PAGE EXCERPT:
◇ ◇ ◇ ◇

I would think that the making of an application is warranted where there are significant matters for consideration in relation to the question posed by s.7, whether provision ought in the opinion of the Court to be made out of the estate or notional estate having regard to the present circumstances. There had been a property settlement which on its face dealt with all property, there was no further attempt to re-open the property settlement during Mr Mulcahy's lifetime and no grounds appear on which there could have been such an attempt; Mr Mulcahy was a party to cl.5 of the Terms of Settlement which although not effective as it had not been adopted by the Court, gave what for most purposes would give some assurance that the plaintiff was not to look to him for further provision. The later course of the lives of both of them and the resources available to them fell well within the range of foreseeable events for them both. In the circumstances I see no real prospects of it being established that Mr Mulcahy in his lifetime ought to have made provision for the plaintiff or, to return to the terms of s.7, that the Court should form the opinion having regard to the circumstances at the present time that provision ought to be made for her maintenance or advancement in life. The whole subject of claims by her against him and his property was dealt with fully, past and closed, so that there was no reason for it to engage his attention or bounty thereafter, and in my view there is no reason why the Court should take any action either.

◇ ◇ ◇ ◇

EXERCISE BRIEF:
According to the judgment excerpt, why was cl.5 of the Terms of Settlement not effective?

DATASET EXCERPTS:
◇ ◇ ◇ ◇

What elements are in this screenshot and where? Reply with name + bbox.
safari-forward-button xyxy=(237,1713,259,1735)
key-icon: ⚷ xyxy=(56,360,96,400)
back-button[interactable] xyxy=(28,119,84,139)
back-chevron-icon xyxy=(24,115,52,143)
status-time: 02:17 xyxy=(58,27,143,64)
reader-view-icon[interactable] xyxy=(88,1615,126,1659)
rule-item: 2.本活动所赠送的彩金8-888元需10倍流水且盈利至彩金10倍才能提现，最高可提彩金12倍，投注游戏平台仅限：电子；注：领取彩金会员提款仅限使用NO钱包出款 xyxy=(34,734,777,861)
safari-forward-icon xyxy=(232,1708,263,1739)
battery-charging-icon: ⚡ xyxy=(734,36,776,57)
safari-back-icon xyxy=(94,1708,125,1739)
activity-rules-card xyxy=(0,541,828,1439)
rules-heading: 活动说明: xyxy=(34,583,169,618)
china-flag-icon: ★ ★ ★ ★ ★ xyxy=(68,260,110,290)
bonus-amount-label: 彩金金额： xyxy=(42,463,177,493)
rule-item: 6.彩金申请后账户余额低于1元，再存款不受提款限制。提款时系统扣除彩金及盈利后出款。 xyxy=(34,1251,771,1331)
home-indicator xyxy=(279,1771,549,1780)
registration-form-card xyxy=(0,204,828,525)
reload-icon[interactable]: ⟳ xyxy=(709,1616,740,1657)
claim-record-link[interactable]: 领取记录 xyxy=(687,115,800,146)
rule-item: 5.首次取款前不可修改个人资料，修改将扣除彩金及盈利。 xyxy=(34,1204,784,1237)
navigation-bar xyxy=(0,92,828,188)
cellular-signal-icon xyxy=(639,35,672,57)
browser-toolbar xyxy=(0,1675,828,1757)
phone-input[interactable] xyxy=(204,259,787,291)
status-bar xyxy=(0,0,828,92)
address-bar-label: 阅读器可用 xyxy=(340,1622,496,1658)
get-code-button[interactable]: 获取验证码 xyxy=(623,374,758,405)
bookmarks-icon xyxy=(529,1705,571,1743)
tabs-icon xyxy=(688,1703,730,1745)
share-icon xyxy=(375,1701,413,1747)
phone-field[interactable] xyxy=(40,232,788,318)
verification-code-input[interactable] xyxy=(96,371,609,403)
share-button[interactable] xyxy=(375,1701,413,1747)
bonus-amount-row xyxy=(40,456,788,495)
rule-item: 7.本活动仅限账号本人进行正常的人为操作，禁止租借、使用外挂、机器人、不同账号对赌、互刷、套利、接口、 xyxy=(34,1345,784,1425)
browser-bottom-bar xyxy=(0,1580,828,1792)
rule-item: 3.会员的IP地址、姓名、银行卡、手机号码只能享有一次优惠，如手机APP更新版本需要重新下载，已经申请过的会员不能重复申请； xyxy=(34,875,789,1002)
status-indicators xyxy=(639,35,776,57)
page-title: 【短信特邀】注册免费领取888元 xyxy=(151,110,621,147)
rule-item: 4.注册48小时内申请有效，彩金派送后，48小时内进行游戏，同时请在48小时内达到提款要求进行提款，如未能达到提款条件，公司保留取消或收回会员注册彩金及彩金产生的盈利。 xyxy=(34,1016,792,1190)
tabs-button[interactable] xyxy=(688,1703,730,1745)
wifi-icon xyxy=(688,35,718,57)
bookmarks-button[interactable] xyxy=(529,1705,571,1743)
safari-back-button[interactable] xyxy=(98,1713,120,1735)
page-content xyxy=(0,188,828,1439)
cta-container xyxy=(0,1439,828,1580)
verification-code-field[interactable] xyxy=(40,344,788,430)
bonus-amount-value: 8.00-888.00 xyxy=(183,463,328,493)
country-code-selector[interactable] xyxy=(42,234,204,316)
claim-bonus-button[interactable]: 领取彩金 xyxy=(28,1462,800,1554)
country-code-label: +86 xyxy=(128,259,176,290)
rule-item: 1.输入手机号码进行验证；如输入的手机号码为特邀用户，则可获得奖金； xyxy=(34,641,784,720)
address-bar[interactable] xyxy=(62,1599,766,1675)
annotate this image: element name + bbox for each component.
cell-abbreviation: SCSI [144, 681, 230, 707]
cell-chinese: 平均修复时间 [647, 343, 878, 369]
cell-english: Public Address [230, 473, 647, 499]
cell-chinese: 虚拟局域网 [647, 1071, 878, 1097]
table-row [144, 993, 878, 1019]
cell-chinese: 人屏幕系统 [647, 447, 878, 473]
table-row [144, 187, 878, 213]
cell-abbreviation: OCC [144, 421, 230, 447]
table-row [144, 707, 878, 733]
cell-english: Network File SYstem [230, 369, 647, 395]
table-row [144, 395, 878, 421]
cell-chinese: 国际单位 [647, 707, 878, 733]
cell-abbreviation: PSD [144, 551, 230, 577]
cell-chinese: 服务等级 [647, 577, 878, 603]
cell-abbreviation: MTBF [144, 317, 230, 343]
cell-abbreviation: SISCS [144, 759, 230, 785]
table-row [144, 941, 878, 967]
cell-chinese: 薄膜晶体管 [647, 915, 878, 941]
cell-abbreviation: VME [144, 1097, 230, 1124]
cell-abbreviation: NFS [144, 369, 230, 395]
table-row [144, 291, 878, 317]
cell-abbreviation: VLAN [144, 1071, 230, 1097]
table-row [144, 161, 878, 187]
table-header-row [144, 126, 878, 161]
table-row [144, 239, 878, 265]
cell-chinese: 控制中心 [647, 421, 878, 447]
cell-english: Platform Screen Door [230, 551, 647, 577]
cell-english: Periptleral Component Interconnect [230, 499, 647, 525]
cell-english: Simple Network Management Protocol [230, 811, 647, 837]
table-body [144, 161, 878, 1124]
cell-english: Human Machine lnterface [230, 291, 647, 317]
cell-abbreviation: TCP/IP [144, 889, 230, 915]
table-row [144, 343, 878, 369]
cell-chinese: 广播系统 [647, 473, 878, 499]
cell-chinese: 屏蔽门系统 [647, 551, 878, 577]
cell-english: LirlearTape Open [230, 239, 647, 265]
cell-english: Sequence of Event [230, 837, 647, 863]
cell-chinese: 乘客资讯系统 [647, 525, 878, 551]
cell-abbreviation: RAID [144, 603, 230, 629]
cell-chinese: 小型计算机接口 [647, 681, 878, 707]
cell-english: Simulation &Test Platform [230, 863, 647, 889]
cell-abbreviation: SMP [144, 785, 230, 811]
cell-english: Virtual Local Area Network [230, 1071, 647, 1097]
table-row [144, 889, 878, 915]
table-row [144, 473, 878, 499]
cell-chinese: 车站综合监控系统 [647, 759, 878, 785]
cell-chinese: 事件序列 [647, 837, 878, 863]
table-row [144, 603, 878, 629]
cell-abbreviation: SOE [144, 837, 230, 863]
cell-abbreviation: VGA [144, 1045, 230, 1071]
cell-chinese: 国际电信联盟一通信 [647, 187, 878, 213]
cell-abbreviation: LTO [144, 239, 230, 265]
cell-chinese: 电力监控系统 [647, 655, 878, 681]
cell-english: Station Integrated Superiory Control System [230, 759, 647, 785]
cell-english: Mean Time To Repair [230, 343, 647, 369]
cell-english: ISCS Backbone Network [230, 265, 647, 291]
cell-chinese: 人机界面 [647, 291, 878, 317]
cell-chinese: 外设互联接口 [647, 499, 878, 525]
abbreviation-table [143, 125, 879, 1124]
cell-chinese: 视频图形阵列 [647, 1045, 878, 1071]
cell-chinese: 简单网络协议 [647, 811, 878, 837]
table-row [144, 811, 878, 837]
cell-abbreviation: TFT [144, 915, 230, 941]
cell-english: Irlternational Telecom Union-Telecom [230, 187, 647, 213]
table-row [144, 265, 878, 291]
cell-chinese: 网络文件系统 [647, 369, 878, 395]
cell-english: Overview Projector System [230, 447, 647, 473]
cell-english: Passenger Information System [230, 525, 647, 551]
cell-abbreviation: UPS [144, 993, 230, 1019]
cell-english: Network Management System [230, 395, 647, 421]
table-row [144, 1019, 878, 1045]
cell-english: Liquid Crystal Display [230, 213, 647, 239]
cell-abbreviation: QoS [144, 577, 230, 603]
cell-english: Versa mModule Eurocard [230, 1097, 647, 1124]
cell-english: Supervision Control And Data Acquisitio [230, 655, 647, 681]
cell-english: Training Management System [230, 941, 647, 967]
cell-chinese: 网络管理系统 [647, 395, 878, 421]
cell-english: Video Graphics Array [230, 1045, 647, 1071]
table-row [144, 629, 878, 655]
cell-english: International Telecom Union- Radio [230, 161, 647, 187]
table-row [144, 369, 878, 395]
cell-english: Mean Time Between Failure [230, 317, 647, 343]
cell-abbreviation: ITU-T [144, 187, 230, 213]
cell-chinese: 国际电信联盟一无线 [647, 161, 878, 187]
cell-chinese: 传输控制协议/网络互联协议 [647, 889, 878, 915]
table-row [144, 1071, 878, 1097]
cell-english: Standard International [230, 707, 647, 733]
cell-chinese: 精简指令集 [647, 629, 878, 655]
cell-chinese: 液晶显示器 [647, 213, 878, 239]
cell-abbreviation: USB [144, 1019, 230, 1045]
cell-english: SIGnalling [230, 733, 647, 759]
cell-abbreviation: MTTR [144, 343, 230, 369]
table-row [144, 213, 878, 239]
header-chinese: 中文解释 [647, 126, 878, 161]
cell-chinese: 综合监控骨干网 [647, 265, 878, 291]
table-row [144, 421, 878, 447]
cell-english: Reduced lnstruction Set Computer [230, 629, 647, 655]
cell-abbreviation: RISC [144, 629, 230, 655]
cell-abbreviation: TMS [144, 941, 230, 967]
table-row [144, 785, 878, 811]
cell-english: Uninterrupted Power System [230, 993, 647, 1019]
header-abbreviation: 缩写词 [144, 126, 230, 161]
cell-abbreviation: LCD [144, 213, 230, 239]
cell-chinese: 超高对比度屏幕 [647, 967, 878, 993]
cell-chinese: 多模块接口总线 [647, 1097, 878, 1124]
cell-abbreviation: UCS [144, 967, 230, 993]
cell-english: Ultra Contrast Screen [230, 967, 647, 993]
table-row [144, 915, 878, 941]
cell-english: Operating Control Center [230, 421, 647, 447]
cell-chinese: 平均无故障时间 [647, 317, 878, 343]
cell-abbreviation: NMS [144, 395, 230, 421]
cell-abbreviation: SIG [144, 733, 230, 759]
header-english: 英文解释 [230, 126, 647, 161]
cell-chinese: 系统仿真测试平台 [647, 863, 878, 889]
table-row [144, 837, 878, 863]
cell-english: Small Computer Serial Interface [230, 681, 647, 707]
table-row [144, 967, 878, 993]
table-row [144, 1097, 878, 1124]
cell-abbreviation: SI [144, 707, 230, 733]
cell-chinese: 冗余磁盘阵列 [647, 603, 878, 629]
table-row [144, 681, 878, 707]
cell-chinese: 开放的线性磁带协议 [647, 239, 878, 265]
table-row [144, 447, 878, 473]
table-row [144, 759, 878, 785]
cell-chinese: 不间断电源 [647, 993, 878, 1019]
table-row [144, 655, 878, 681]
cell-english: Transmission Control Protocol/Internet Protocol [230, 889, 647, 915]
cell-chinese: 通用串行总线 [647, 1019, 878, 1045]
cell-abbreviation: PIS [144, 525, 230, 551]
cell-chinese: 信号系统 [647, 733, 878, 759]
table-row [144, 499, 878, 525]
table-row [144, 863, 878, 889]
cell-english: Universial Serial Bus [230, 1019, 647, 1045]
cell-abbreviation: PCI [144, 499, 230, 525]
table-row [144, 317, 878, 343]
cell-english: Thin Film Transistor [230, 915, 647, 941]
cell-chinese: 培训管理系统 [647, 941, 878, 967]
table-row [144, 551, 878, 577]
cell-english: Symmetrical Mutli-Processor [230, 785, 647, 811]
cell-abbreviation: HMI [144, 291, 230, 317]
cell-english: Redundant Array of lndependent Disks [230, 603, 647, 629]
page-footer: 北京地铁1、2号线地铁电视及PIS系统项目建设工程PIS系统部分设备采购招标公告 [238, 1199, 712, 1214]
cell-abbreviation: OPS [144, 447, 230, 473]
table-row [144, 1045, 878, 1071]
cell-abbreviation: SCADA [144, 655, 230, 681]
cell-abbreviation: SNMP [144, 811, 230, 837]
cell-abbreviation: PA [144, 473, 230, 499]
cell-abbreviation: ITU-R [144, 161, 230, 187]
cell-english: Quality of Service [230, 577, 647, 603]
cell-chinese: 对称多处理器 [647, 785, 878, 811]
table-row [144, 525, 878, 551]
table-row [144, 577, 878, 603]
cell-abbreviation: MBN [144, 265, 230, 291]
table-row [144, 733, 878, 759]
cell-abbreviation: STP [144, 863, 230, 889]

◇ ◇ ◇ ◇

RESULT:
It had not been adopted by the Court.